> [STATED PROBLEM] Pull out each line of the records holding the string "true".

──────────────────────────────

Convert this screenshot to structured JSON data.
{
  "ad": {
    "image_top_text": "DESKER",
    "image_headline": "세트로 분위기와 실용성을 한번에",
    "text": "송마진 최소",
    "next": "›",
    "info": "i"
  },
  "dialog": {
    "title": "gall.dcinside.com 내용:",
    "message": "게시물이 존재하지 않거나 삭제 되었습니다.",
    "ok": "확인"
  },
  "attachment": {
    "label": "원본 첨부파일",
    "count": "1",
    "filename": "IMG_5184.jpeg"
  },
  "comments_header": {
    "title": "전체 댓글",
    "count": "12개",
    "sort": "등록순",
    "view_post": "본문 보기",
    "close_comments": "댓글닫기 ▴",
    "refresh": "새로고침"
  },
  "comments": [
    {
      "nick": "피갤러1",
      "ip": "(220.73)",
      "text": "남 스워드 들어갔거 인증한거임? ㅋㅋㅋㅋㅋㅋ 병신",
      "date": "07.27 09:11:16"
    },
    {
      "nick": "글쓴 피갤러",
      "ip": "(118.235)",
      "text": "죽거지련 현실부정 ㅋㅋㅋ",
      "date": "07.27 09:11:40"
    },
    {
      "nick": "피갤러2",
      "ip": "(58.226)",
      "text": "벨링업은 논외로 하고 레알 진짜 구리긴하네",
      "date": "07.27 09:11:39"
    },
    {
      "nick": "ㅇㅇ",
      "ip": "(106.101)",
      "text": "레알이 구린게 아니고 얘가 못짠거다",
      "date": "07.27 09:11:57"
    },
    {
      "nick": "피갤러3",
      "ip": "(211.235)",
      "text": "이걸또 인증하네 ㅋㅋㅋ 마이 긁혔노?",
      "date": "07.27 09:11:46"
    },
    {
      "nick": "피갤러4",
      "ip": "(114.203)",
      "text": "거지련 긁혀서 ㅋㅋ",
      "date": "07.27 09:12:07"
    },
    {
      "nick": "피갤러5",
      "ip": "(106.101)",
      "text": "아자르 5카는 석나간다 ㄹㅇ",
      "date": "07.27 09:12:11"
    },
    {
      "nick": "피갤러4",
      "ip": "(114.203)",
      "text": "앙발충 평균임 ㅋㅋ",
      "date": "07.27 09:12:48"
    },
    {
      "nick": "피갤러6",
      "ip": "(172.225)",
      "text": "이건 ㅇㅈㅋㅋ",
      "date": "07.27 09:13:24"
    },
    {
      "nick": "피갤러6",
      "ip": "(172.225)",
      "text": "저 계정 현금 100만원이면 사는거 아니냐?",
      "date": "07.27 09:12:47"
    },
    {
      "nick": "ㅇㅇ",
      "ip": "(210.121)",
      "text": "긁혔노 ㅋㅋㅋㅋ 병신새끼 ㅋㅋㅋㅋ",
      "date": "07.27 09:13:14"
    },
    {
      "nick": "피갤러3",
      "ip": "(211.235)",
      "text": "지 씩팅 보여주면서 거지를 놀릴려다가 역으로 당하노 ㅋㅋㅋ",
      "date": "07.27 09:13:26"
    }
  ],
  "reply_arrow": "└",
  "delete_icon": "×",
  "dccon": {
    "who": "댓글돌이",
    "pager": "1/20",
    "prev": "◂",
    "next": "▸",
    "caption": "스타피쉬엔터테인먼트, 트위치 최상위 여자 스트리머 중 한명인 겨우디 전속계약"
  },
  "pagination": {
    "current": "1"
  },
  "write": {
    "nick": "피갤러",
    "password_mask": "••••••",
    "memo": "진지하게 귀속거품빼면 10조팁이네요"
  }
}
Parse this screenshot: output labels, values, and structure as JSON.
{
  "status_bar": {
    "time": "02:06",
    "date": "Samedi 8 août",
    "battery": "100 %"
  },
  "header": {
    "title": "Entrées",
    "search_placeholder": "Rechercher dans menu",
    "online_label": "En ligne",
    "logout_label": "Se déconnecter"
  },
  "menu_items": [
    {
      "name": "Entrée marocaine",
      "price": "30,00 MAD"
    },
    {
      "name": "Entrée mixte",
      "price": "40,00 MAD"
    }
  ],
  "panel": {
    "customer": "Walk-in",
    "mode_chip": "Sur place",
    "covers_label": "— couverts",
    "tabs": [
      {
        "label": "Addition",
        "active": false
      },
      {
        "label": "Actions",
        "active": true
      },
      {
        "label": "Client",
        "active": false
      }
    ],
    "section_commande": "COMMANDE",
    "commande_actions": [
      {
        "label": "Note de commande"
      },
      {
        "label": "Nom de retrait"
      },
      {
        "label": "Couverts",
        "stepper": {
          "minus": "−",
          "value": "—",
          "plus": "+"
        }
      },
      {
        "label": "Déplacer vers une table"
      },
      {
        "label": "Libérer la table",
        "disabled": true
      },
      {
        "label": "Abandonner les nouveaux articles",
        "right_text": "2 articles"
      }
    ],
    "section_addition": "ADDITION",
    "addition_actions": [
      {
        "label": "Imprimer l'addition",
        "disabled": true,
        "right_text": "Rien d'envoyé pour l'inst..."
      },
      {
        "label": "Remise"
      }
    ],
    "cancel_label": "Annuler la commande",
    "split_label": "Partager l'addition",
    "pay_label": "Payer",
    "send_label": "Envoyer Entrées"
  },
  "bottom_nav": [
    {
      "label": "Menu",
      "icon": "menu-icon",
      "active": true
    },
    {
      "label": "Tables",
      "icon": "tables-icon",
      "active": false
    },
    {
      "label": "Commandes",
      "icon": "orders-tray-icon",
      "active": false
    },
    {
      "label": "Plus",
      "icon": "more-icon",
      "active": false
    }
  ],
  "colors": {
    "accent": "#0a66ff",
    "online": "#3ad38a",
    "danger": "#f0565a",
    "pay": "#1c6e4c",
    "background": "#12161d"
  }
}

──────────────────────────────

> [CORRECT RESPONSE]
        "active": true
        "disabled": true
        "disabled": true,
      "active": true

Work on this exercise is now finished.